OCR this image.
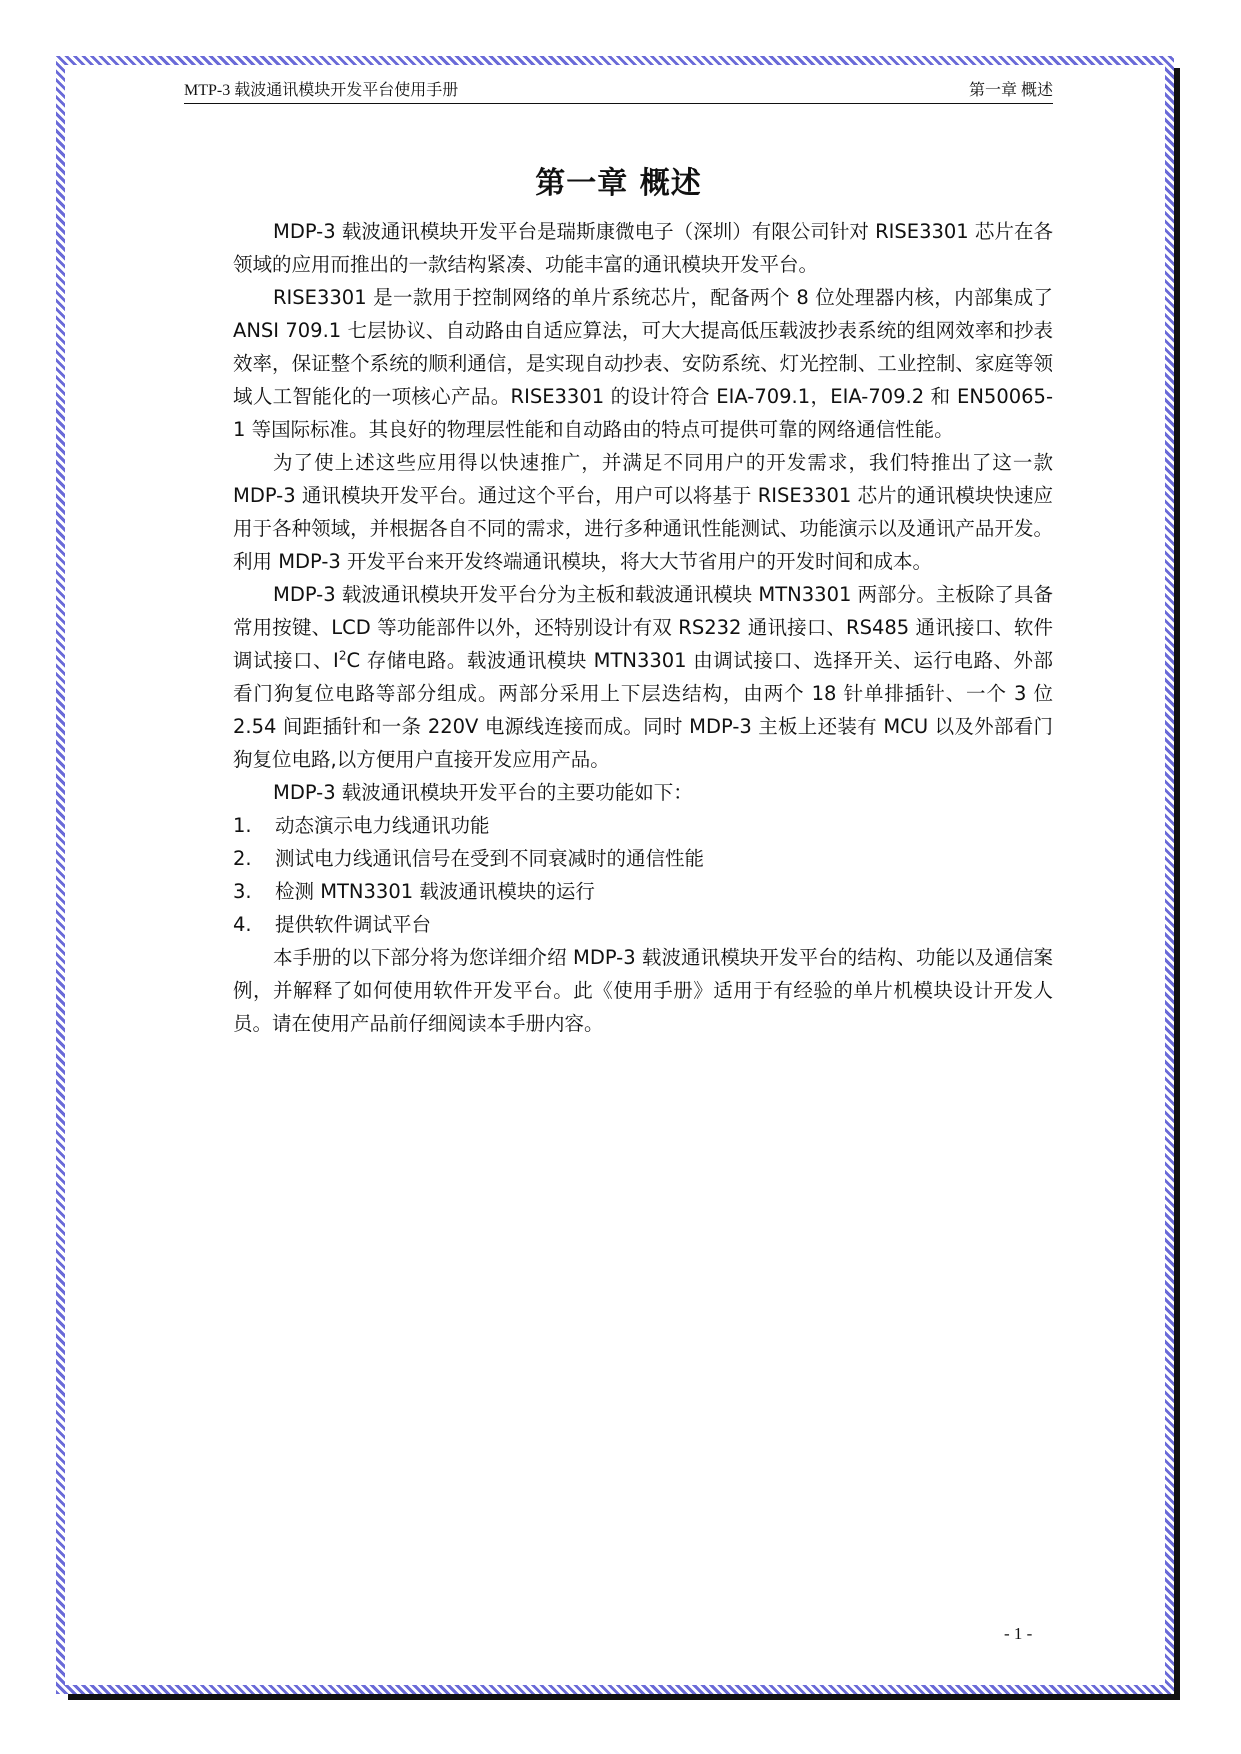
MTP-3 载波通讯模块开发平台使用手册	第一章 概述
第一章 概述

MDP-3 载波通讯模块开发平台是瑞斯康微电子（深圳）有限公司针对 RISE3301 芯片在各领域的应用而推出的一款结构紧凑、功能丰富的通讯模块开发平台。

RISE3301 是一款用于控制网络的单片系统芯片，配备两个 8 位处理器内核，内部集成了 ANSI 709.1 七层协议、自动路由自适应算法，可大大提高低压载波抄表系统的组网效率和抄表效率，保证整个系统的顺利通信，是实现自动抄表、安防系统、灯光控制、工业控制、家庭等领域人工智能化的一项核心产品。RISE3301 的设计符合 EIA-709.1，EIA-709.2 和 EN50065-1 等国际标准。其良好的物理层性能和自动路由的特点可提供可靠的网络通信性能。

为了使上述这些应用得以快速推广，并满足不同用户的开发需求，我们特推出了这一款 MDP-3 通讯模块开发平台。通过这个平台，用户可以将基于 RISE3301 芯片的通讯模块快速应用于各种领域，并根据各自不同的需求，进行多种通讯性能测试、功能演示以及通讯产品开发。利用 MDP-3 开发平台来开发终端通讯模块，将大大节省用户的开发时间和成本。

MDP-3 载波通讯模块开发平台分为主板和载波通讯模块 MTN3301 两部分。主板除了具备常用按键、LCD 等功能部件以外，还特别设计有双 RS232 通讯接口、RS485 通讯接口、软件调试接口、$I^2C$ 存储电路。载波通讯模块 MTN3301 由调试接口、选择开关、运行电路、外部看门狗复位电路等部分组成。两部分采用上下层迭结构，由两个 18 针单排插针、一个 3 位 2.54 间距插针和一条 220V 电源线连接而成。同时 MDP-3 主板上还装有 MCU 以及外部看门狗复位电路,以方便用户直接开发应用产品。

MDP-3 载波通讯模块开发平台的主要功能如下：

1. 动态演示电力线通讯功能
2. 测试电力线通讯信号在受到不同衰减时的通信性能
3. 检测 MTN3301 载波通讯模块的运行
4. 提供软件调试平台

本手册的以下部分将为您详细介绍 MDP-3 载波通讯模块开发平台的结构、功能以及通信案例，并解释了如何使用软件开发平台。此《使用手册》适用于有经验的单片机模块设计开发人员。请在使用产品前仔细阅读本手册内容。

- 1 -
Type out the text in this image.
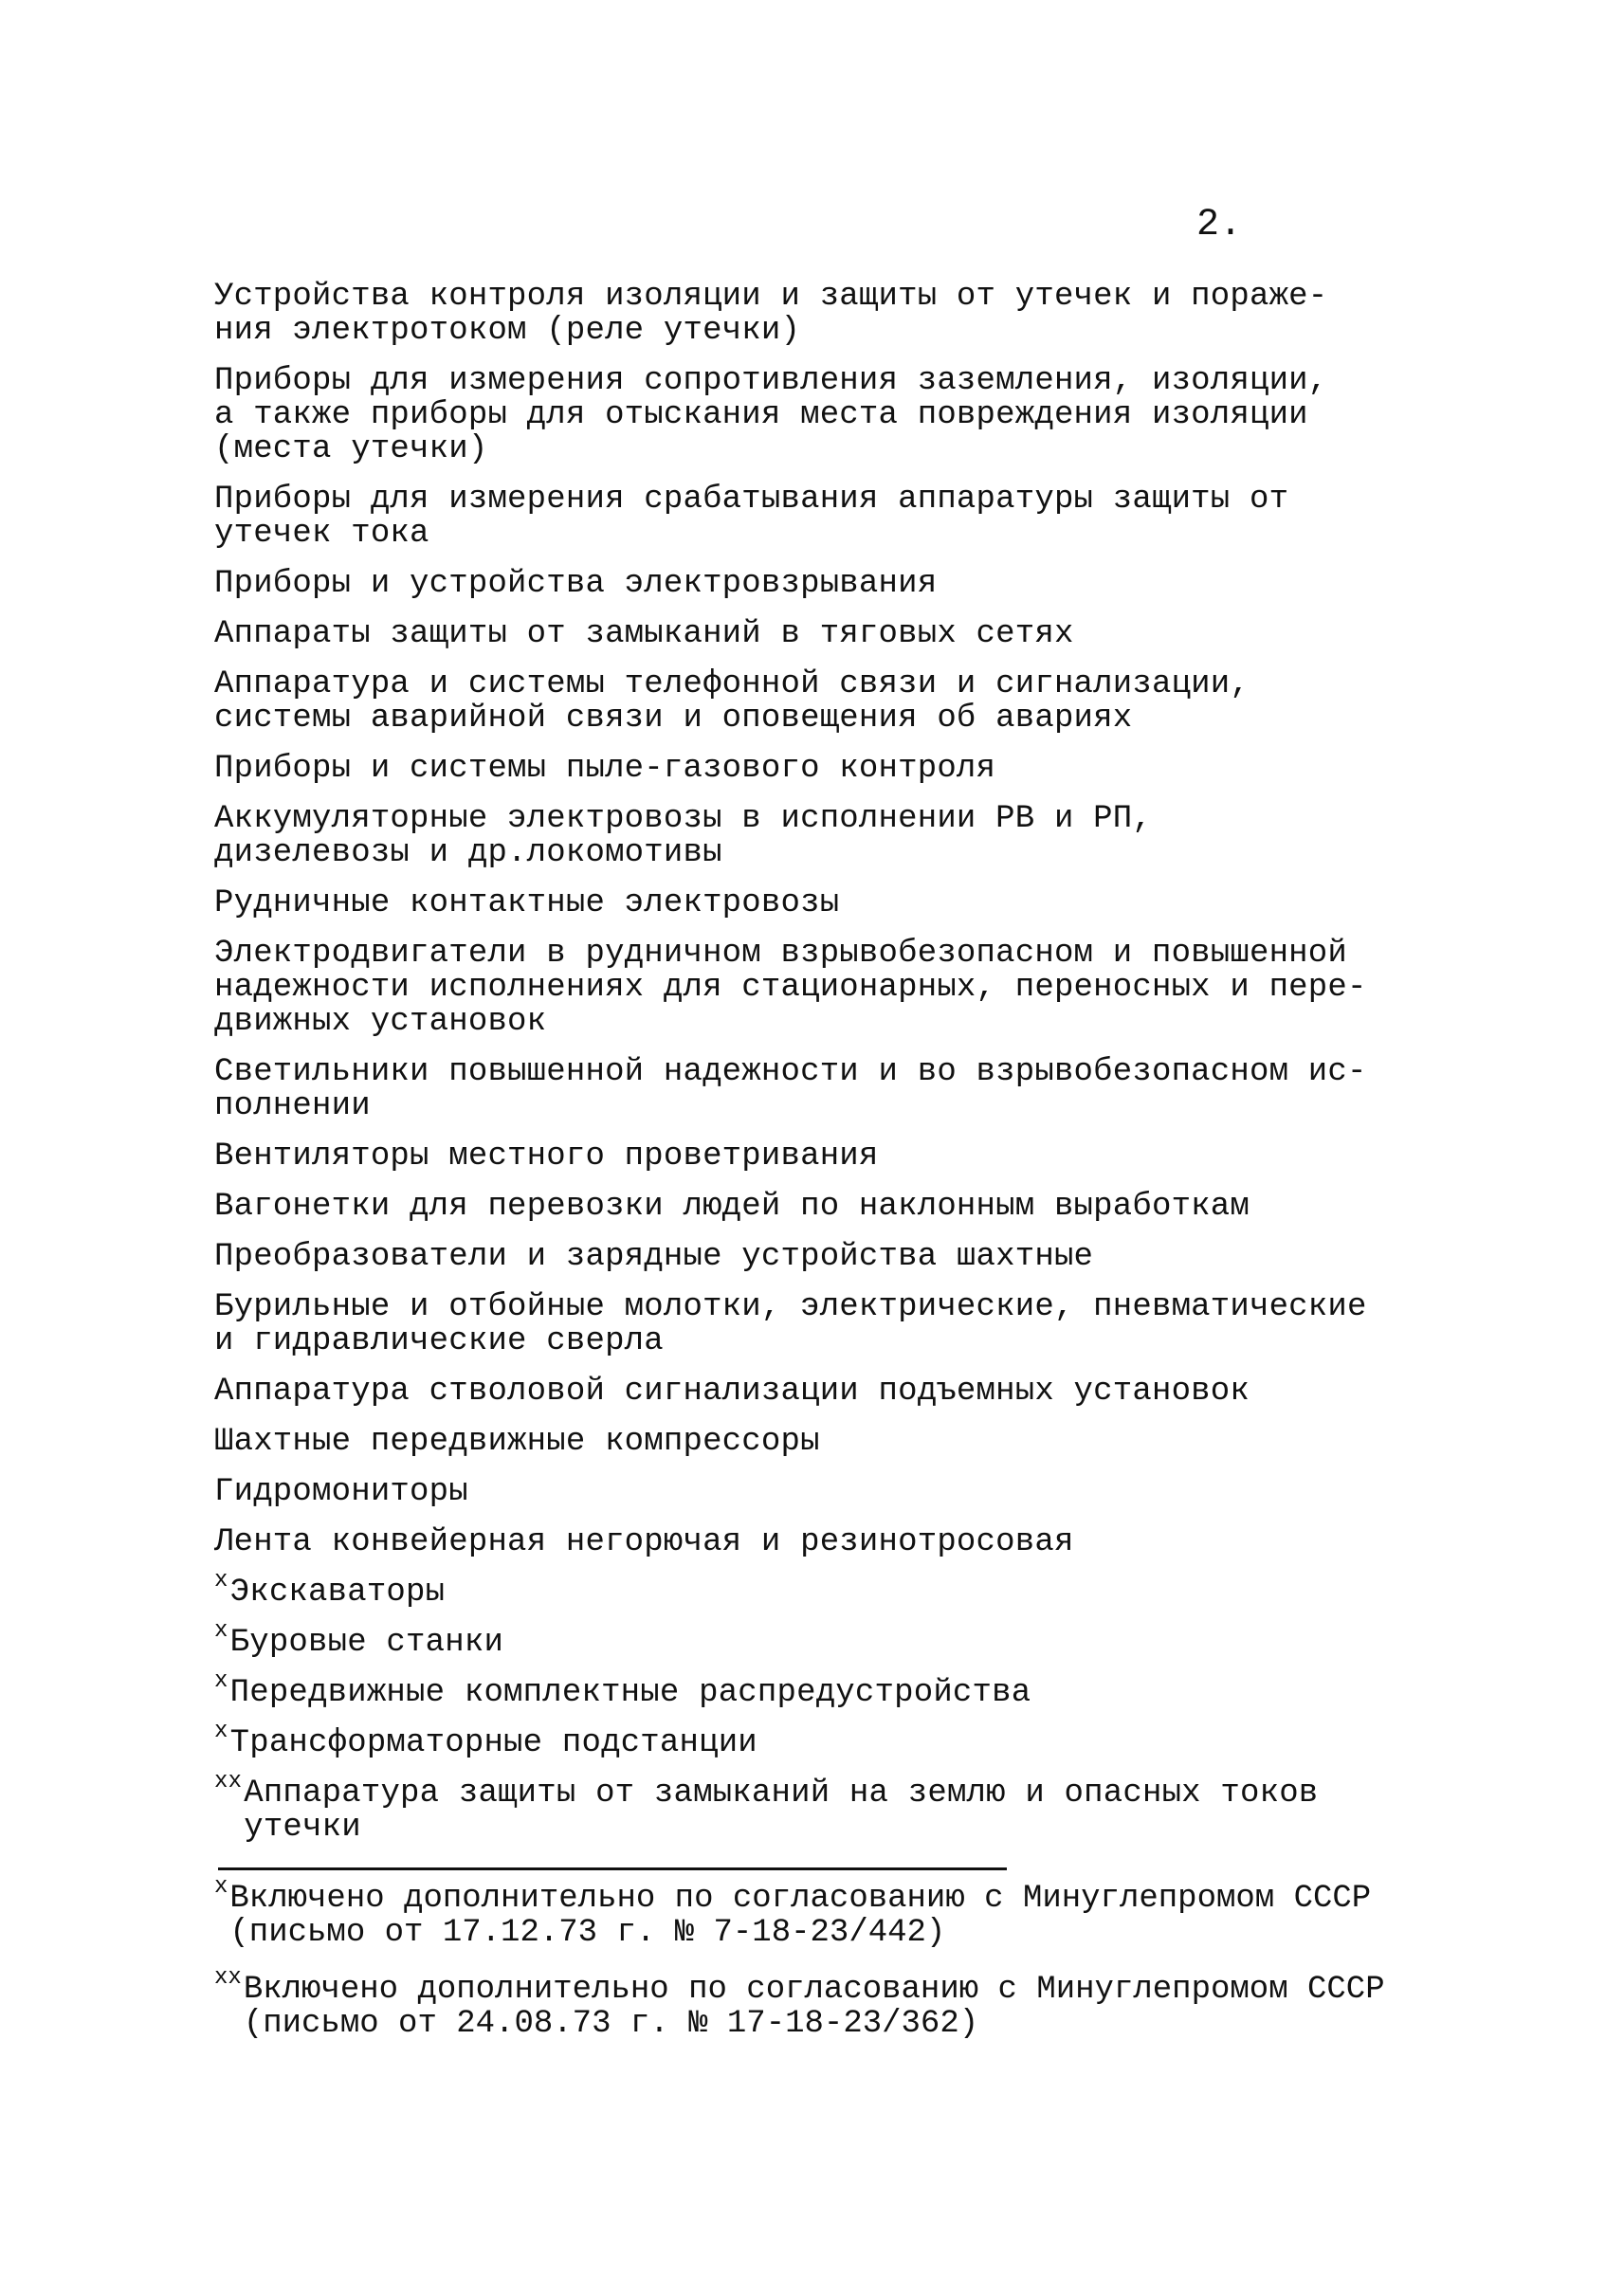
2.
Устройства контроля изоляции и защиты от утечек и пораже-
ния электротоком (реле утечки)
Приборы для измерения сопротивления заземления, изоляции,
а также приборы для отыскания места повреждения изоляции
(места утечки)
Приборы для измерения срабатывания аппаратуры защиты от
утечек тока
Приборы и устройства электровзрывания
Аппараты защиты от замыканий в тяговых сетях
Аппаратура и системы телефонной связи и сигнализации,
системы аварийной связи и оповещения об авариях
Приборы и системы пыле-газового контроля
Аккумуляторные электровозы в исполнении РВ и РП,
дизелевозы и др.локомотивы
Рудничные контактные электровозы
Электродвигатели в рудничном взрывобезопасном и повышенной
надежности исполнениях для стационарных, переносных и пере-
движных установок
Светильники повышенной надежности и во взрывобезопасном ис-
полнении
Вентиляторы местного проветривания
Вагонетки для перевозки людей по наклонным выработкам
Преобразователи и зарядные устройства шахтные
Бурильные и отбойные молотки, электрические, пневматические
и гидравлические сверла
Аппаратура стволовой сигнализации подъемных установок
Шахтные передвижные компрессоры
Гидромониторы
Лента конвейерная негорючая и резинотросовая
$^x$Экскаваторы
$^x$Буровые станки
$^x$Передвижные комплектные распредустройства
$^x$Трансформаторные подстанции
$^{xx}$Аппаратура защиты от замыканий на землю и опасных токов
утечки
$^x$Включено дополнительно по согласованию с Минуглепромом СССР
(письмо от 17.12.73 г. № 7-18-23/442)
$^{xx}$Включено дополнительно по согласованию с Минуглепромом СССР
(письмо от 24.08.73 г. № 17-18-23/362)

▸ **Task instructions**
Retype each line of the listing above word for word. Exclude the pictures.

▸ **Exercise solution**
OCR this image.
MTP-3 载波通讯模块开发平台使用手册	第一章 概述
第一章 概述

MDP-3 载波通讯模块开发平台是瑞斯康微电子（深圳）有限公司针对 RISE3301 芯片在各领域的应用而推出的一款结构紧凑、功能丰富的通讯模块开发平台。

RISE3301 是一款用于控制网络的单片系统芯片，配备两个 8 位处理器内核，内部集成了 ANSI 709.1 七层协议、自动路由自适应算法，可大大提高低压载波抄表系统的组网效率和抄表效率，保证整个系统的顺利通信，是实现自动抄表、安防系统、灯光控制、工业控制、家庭等领域人工智能化的一项核心产品。RISE3301 的设计符合 EIA-709.1，EIA-709.2 和 EN50065-1 等国际标准。其良好的物理层性能和自动路由的特点可提供可靠的网络通信性能。

为了使上述这些应用得以快速推广，并满足不同用户的开发需求，我们特推出了这一款 MDP-3 通讯模块开发平台。通过这个平台，用户可以将基于 RISE3301 芯片的通讯模块快速应用于各种领域，并根据各自不同的需求，进行多种通讯性能测试、功能演示以及通讯产品开发。利用 MDP-3 开发平台来开发终端通讯模块，将大大节省用户的开发时间和成本。

MDP-3 载波通讯模块开发平台分为主板和载波通讯模块 MTN3301 两部分。主板除了具备常用按键、LCD 等功能部件以外，还特别设计有双 RS232 通讯接口、RS485 通讯接口、软件调试接口、$I^2C$ 存储电路。载波通讯模块 MTN3301 由调试接口、选择开关、运行电路、外部看门狗复位电路等部分组成。两部分采用上下层迭结构，由两个 18 针单排插针、一个 3 位 2.54 间距插针和一条 220V 电源线连接而成。同时 MDP-3 主板上还装有 MCU 以及外部看门狗复位电路,以方便用户直接开发应用产品。

MDP-3 载波通讯模块开发平台的主要功能如下：

1. 动态演示电力线通讯功能
2. 测试电力线通讯信号在受到不同衰减时的通信性能
3. 检测 MTN3301 载波通讯模块的运行
4. 提供软件调试平台

本手册的以下部分将为您详细介绍 MDP-3 载波通讯模块开发平台的结构、功能以及通信案例，并解释了如何使用软件开发平台。此《使用手册》适用于有经验的单片机模块设计开发人员。请在使用产品前仔细阅读本手册内容。

- 1 -
Type out the text in this image.
2.
Устройства контроля изоляции и защиты от утечек и пораже-
ния электротоком (реле утечки)
Приборы для измерения сопротивления заземления, изоляции,
а также приборы для отыскания места повреждения изоляции
(места утечки)
Приборы для измерения срабатывания аппаратуры защиты от
утечек тока
Приборы и устройства электровзрывания
Аппараты защиты от замыканий в тяговых сетях
Аппаратура и системы телефонной связи и сигнализации,
системы аварийной связи и оповещения об авариях
Приборы и системы пыле-газового контроля
Аккумуляторные электровозы в исполнении РВ и РП,
дизелевозы и др.локомотивы
Рудничные контактные электровозы
Электродвигатели в рудничном взрывобезопасном и повышенной
надежности исполнениях для стационарных, переносных и пере-
движных установок
Светильники повышенной надежности и во взрывобезопасном ис-
полнении
Вентиляторы местного проветривания
Вагонетки для перевозки людей по наклонным выработкам
Преобразователи и зарядные устройства шахтные
Бурильные и отбойные молотки, электрические, пневматические
и гидравлические сверла
Аппаратура стволовой сигнализации подъемных установок
Шахтные передвижные компрессоры
Гидромониторы
Лента конвейерная негорючая и резинотросовая
$^x$Экскаваторы
$^x$Буровые станки
$^x$Передвижные комплектные распредустройства
$^x$Трансформаторные подстанции
$^{xx}$Аппаратура защиты от замыканий на землю и опасных токов
утечки
$^x$Включено дополнительно по согласованию с Минуглепромом СССР
(письмо от 17.12.73 г. № 7-18-23/442)
$^{xx}$Включено дополнительно по согласованию с Минуглепромом СССР
(письмо от 24.08.73 г. № 17-18-23/362)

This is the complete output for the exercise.